[BEGIN Data to process]

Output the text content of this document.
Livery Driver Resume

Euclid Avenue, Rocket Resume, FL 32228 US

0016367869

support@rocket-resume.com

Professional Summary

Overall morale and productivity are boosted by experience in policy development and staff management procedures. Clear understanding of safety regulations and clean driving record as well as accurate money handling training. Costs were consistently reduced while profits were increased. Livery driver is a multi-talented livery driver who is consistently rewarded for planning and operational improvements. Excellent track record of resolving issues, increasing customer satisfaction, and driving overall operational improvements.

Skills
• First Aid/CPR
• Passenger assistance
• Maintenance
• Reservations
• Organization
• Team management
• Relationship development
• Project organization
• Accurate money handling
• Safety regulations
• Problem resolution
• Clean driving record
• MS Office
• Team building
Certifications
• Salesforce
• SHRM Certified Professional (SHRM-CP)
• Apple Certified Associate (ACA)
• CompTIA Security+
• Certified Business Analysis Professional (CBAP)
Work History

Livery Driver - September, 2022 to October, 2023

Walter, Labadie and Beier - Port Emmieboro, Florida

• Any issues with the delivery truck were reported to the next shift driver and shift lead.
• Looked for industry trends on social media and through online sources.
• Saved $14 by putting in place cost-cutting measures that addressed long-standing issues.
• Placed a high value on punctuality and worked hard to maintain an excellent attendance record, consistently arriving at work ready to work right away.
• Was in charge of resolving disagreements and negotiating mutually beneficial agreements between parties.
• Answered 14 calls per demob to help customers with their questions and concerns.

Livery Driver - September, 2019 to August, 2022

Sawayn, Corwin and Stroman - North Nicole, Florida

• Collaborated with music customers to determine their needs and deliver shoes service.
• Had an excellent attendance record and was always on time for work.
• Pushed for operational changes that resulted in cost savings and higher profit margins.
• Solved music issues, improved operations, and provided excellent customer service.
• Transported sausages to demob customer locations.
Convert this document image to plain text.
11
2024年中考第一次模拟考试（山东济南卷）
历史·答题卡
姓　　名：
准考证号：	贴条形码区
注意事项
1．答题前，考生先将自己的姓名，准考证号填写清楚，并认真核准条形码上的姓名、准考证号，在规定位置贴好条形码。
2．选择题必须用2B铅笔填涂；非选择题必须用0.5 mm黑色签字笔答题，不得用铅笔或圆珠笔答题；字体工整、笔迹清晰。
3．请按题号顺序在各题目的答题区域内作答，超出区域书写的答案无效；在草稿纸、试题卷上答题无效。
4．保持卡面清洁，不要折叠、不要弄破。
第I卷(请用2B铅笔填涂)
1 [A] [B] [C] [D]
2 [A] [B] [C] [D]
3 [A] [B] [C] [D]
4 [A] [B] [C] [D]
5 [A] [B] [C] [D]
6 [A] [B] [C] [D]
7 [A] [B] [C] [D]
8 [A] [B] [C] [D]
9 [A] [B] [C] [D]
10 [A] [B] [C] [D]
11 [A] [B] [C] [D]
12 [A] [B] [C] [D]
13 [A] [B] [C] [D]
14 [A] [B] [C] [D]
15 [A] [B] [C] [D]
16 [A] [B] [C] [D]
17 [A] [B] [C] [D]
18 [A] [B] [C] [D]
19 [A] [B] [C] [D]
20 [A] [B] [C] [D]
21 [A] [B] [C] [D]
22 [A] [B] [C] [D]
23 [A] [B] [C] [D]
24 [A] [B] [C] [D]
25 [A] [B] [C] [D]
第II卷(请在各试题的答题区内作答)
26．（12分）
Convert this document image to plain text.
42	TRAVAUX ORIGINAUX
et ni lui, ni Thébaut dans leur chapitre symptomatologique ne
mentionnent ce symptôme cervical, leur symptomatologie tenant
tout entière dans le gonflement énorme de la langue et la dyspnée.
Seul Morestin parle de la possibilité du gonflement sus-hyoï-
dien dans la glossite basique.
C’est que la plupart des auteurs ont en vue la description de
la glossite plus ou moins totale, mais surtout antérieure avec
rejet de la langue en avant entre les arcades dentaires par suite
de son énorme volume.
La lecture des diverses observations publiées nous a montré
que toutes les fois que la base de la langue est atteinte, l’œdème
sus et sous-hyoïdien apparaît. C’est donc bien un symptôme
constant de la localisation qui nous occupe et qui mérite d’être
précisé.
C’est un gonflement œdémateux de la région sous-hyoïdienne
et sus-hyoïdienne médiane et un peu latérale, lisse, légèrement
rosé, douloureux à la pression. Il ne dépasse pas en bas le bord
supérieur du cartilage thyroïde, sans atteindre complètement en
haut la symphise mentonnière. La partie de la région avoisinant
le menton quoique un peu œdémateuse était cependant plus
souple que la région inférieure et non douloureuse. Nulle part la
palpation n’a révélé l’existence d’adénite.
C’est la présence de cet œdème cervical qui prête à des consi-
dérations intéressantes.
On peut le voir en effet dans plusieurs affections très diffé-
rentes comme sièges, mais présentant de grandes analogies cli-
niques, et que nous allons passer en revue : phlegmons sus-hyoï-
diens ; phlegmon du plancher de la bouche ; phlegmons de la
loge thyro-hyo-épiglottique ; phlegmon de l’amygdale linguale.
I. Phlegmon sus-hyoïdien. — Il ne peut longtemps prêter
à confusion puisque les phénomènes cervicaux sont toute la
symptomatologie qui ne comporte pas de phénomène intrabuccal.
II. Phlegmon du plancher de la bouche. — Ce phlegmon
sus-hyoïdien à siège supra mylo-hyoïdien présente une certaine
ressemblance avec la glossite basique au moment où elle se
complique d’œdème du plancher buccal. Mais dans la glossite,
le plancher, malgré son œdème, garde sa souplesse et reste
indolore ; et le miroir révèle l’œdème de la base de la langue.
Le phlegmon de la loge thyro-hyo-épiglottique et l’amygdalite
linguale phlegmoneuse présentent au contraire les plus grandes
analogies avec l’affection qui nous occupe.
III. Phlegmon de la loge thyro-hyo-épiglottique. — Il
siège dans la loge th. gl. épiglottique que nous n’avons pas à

[END Data to process]

### Task brief
Check each line of the records for the word "consistently", and show the lines that contain it.

### Full response
Overall morale and productivity are boosted by experience in policy development and staff management procedures. Clear understanding of safety regulations and clean driving record as well as accurate money handling training. Costs were consistently reduced while profits were increased. Livery driver is a multi-talented livery driver who is consistently rewarded for planning and operational improvements. Excellent track record of resolving issues, increasing customer satisfaction, and driving overall operational improvements.
• Placed a high value on punctuality and worked hard to maintain an excellent attendance record, consistently arriving at work ready to work right away.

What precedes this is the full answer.